# Work to be completed
Output nothing but the number of lines that include the word "режима".

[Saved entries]

================================

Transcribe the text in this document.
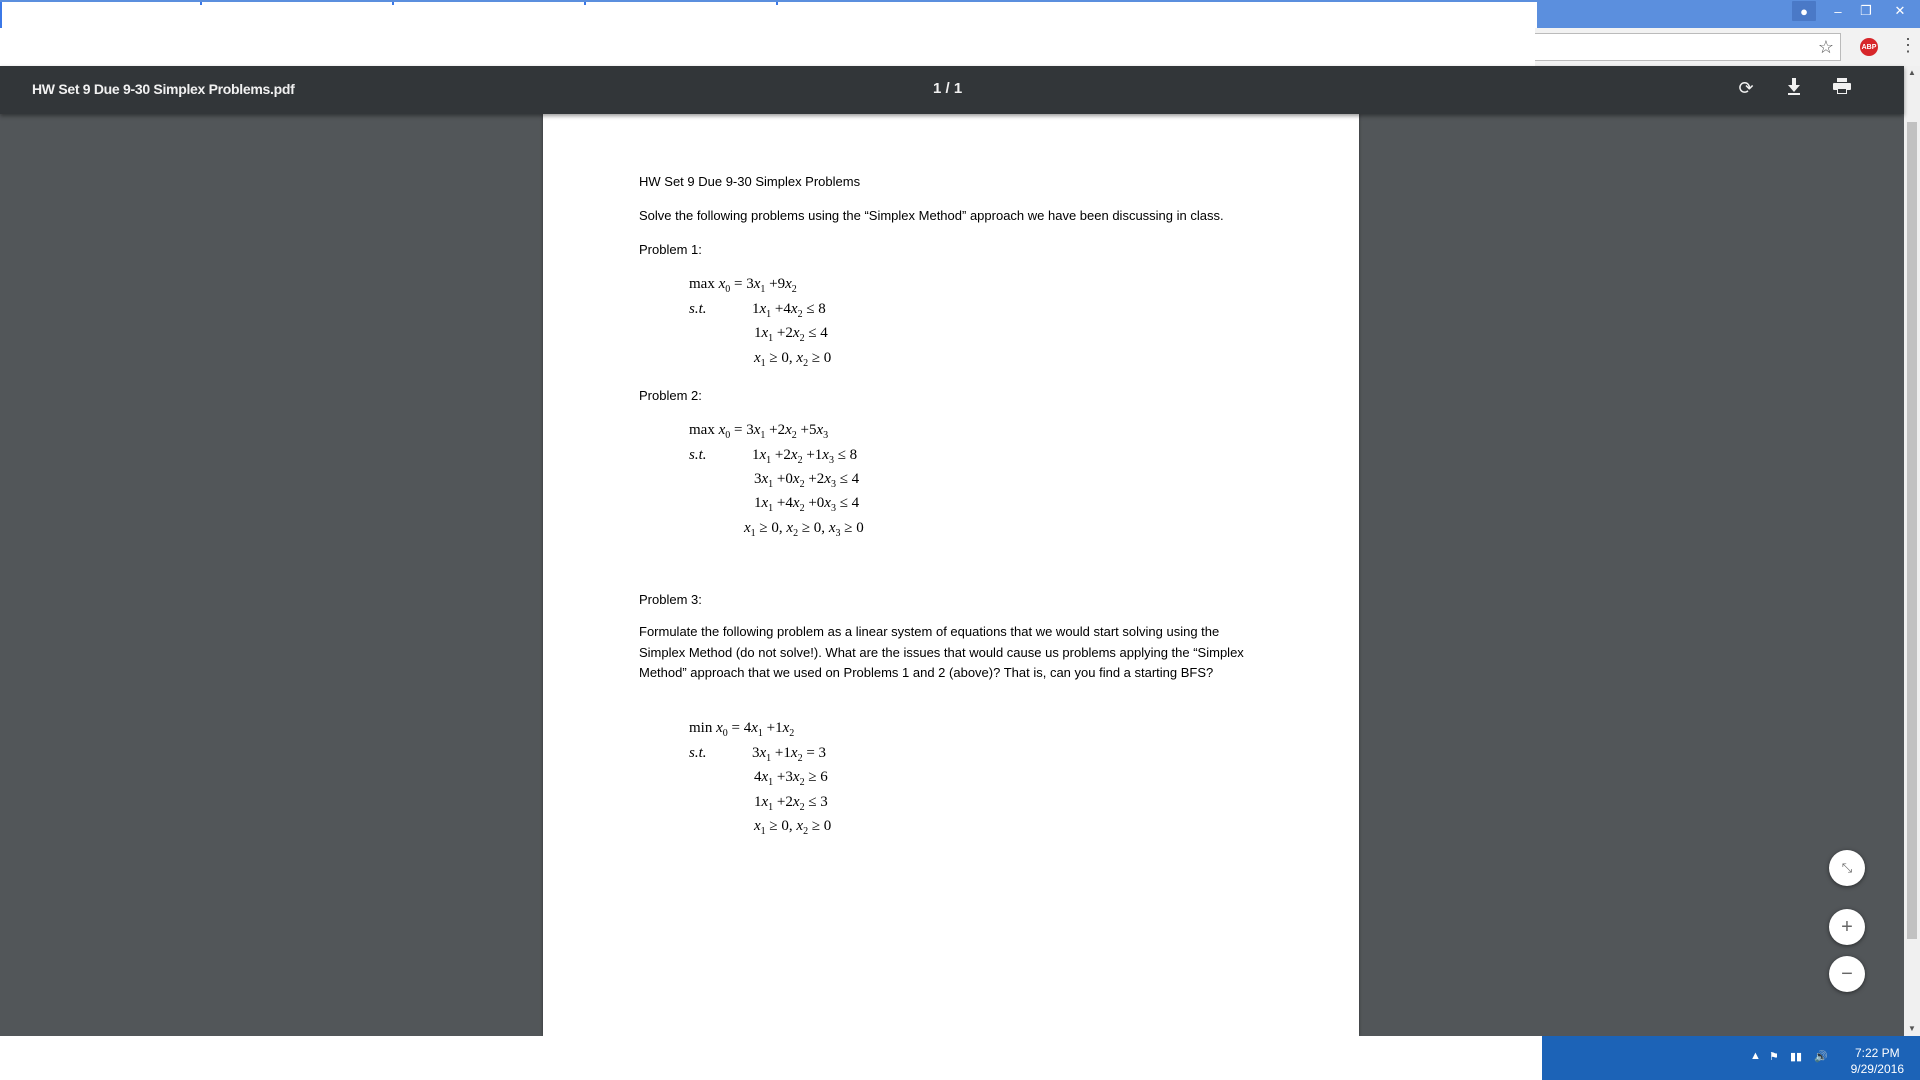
●	–	❐	✕
☆	ABP ⋮
HW Set 9 Due 9-30 Simplex Problems.pdf	1 / 1	⟳
▲
▼
HW Set 9 Due 9-30 Simplex Problems
Solve the following problems using the “Simplex Method” approach we have been discussing in class.
Problem 1:
$\max x_0 = 3x_1 +9x_2$
s.t.	$1x_1 +4x_2 \le 8$
$1x_1 +2x_2 \le 4$
$x_1 \ge 0$, $x_2 \ge 0$
Problem 2:
$\max x_0 = 3x_1 +2x_2 +5x_3$
s.t.	$1x_1 +2x_2 +1x_3 \le 8$
$3x_1 +0x_2 +2x_3 \le 4$
$1x_1 +4x_2 +0x_3 \le 4$
$x_1 \ge 0$, $x_2 \ge 0$, $x_3 \ge 0$
Problem 3:
Formulate the following problem as a linear system of equations that we would start solving using the Simplex Method (do not solve!). What are the issues that would cause us problems applying the “Simplex Method” approach that we used on Problems 1 and 2 (above)? That is, can you find a starting BFS?
$\min x_0 = 4x_1 +1x_2$
s.t.	$3x_1 +1x_2 = 3$
$4x_1 +3x_2 \ge 6$
$1x_1 +2x_2 \le 3$
$x_1 \ge 0$, $x_2 \ge 0$
⤡
+
−
▲ ⚑ ▮▮ 🔊	7:22 PM
9/29/2016
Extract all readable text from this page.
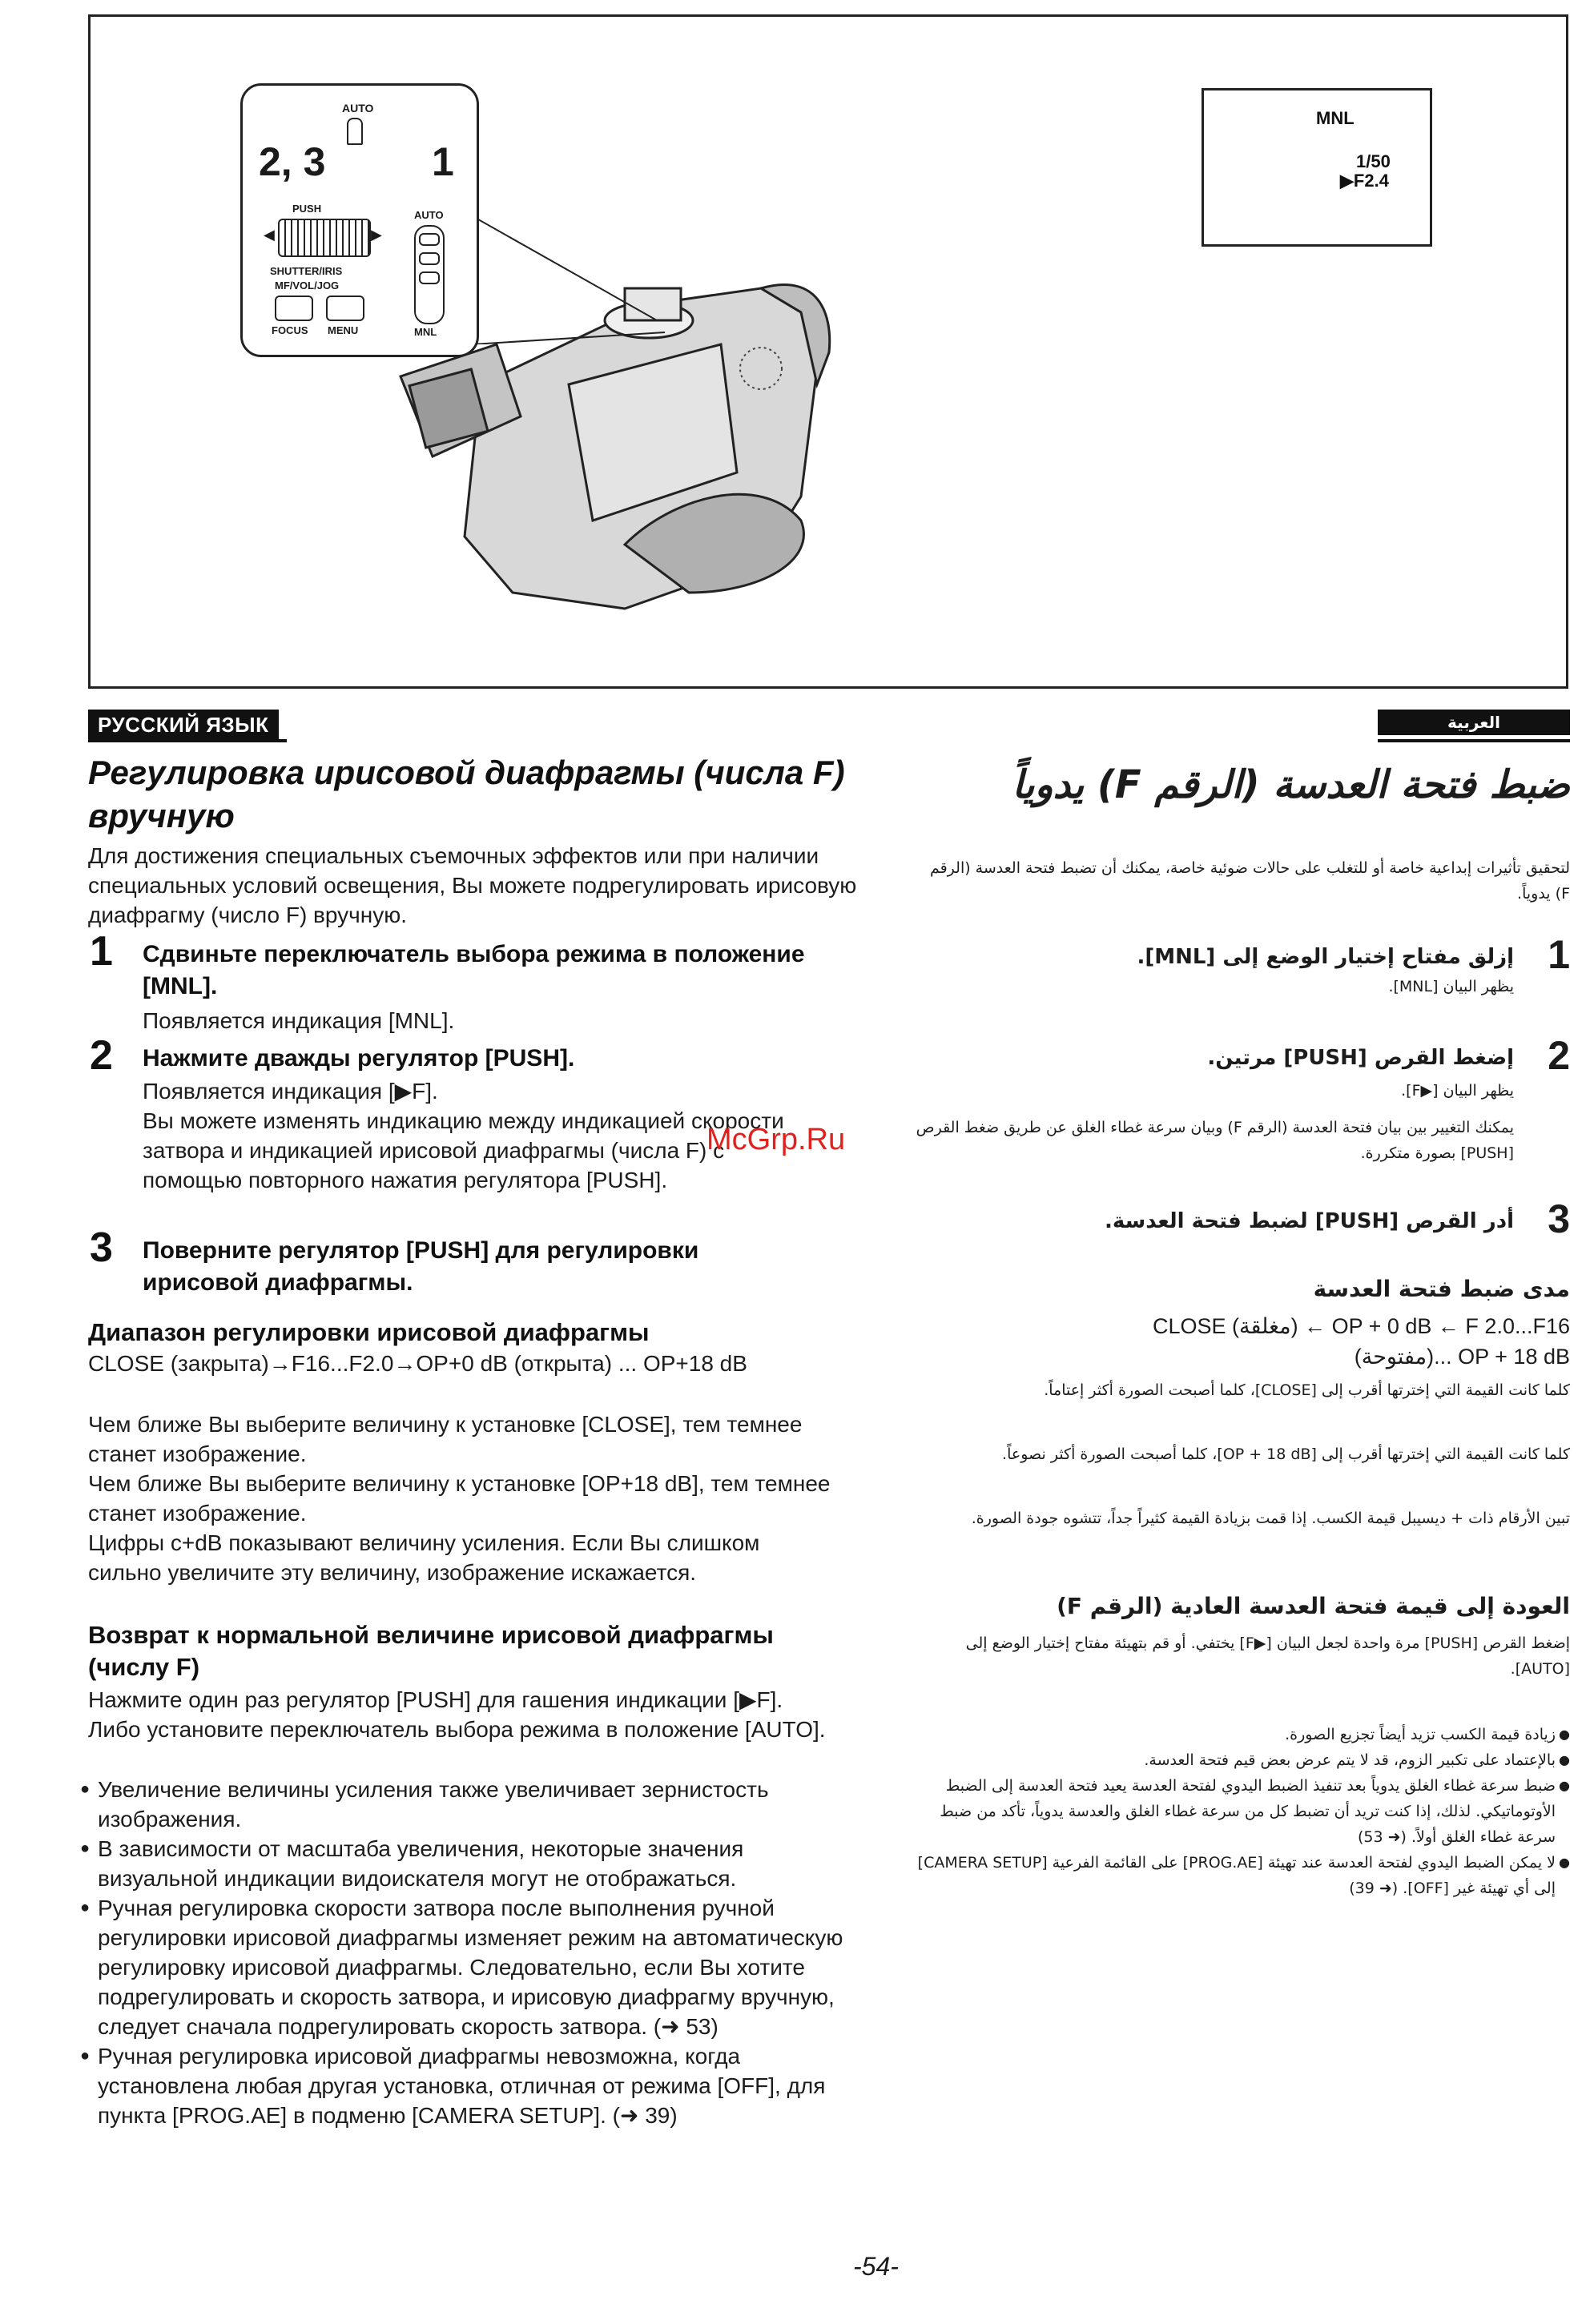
AUTO
2, 3	1
PUSH
◀	▶
SHUTTER/IRIS
MF/VOL/JOG
FOCUS MENU
AUTO
MNL
MNL
1/50
▶F2.4
РУССКИЙ ЯЗЫК	العربية
Регулировка ирисовой диафрагмы (числа F) вручную
Для достижения специальных съемочных эффектов или при наличии специальных условий освещения, Вы можете подрегулировать ирисовую диафрагму (число F) вручную.
1 Сдвиньте переключатель выбора режима в положение [MNL].
Появляется индикация [MNL].
2 Нажмите дважды регулятор [PUSH].
Появляется индикация [▶F].
Вы можете изменять индикацию между индикацией скорости затвора и индикацией ирисовой диафрагмы (числа F) с помощью повторного нажатия регулятора [PUSH].
3 Поверните регулятор [PUSH] для регулировки ирисовой диафрагмы.
Диапазон регулировки ирисовой диафрагмы
CLOSE (закрыта)→F16...F2.0→OP+0 dB (открыта) ... OP+18 dB
Чем ближе Вы выберите величину к установке [CLOSE], тем темнее станет изображение.
Чем ближе Вы выберите величину к установке [OP+18 dB], тем темнее станет изображение.
Цифры c+dB показывают величину усиления. Если Вы слишком сильно увеличите эту величину, изображение искажается.
Возврат к нормальной величине ирисовой диафрагмы (числу F)
Нажмите один раз регулятор [PUSH] для гашения индикации [▶F]. Либо установите переключатель выбора режима в положение [AUTO].
● Увеличение величины усиления также увеличивает зернистость изображения.
● В зависимости от масштаба увеличения, некоторые значения визуальной индикации видоискателя могут не отображаться.
● Ручная регулировка скорости затвора после выполнения ручной регулировки ирисовой диафрагмы изменяет режим на автоматическую регулировку ирисовой диафрагмы. Следовательно, если Вы хотите подрегулировать и скорость затвора, и ирисовую диафрагму вручную, следует сначала подрегулировать скорость затвора. (➜ 53)
● Ручная регулировка ирисовой диафрагмы невозможна, когда установлена любая другая установка, отличная от режима [OFF], для пункта [PROG.AE] в подменю [CAMERA SETUP]. (➜ 39)
ضبط فتحة العدسة (الرقم F) يدوياً
لتحقيق تأثيرات إبداعية خاصة أو للتغلب على حالات ضوئية خاصة، يمكنك أن تضبط فتحة العدسة (الرقم F) يدوياً.
1
إزلق مفتاح إختيار الوضع إلى [MNL].
يظهر البيان [MNL].
2
إضغط القرص [PUSH] مرتين.
يظهر البيان [▶F].
يمكنك التغيير بين بيان فتحة العدسة (الرقم F) وبيان سرعة غطاء الغلق عن طريق ضغط القرص [PUSH] بصورة متكررة.
3
أدر القرص [PUSH] لضبط فتحة العدسة.
مدى ضبط فتحة العدسة
OP + 0 dB ← F 2.0...F16 ← (مغلقة) CLOSE
OP + 18 dB ...(مفتوحة)
كلما كانت القيمة التي إخترتها أقرب إلى [CLOSE]، كلما أصبحت الصورة أكثر إعتاماً.
كلما كانت القيمة التي إخترتها أقرب إلى [OP + 18 dB]، كلما أصبحت الصورة أكثر نصوعاً.
تبين الأرقام ذات + ديسيبل قيمة الكسب. إذا قمت بزيادة القيمة كثيراً جداً، تتشوه جودة الصورة.
العودة إلى قيمة فتحة العدسة العادية (الرقم F)
إضغط القرص [PUSH] مرة واحدة لجعل البيان [▶F] يختفي. أو قم بتهيئة مفتاح إختيار الوضع إلى [AUTO].
● زيادة قيمة الكسب تزيد أيضاً تجزيع الصورة.
● بالإعتماد على تكبير الزوم، قد لا يتم عرض بعض قيم فتحة العدسة.
● ضبط سرعة غطاء الغلق يدوياً بعد تنفيذ الضبط اليدوي لفتحة العدسة يعيد فتحة العدسة إلى الضبط الأوتوماتيكي. لذلك، إذا كنت تريد أن تضبط كل من سرعة غطاء الغلق والعدسة يدوياً، تأكد من ضبط سرعة غطاء الغلق أولاً. (➜ 53)
● لا يمكن الضبط اليدوي لفتحة العدسة عند تهيئة [PROG.AE] على القائمة الفرعية [CAMERA SETUP] إلى أي تهيئة غير [OFF]. (➜ 39)
McGrp.Ru
-54-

================================

# Answer to this task
3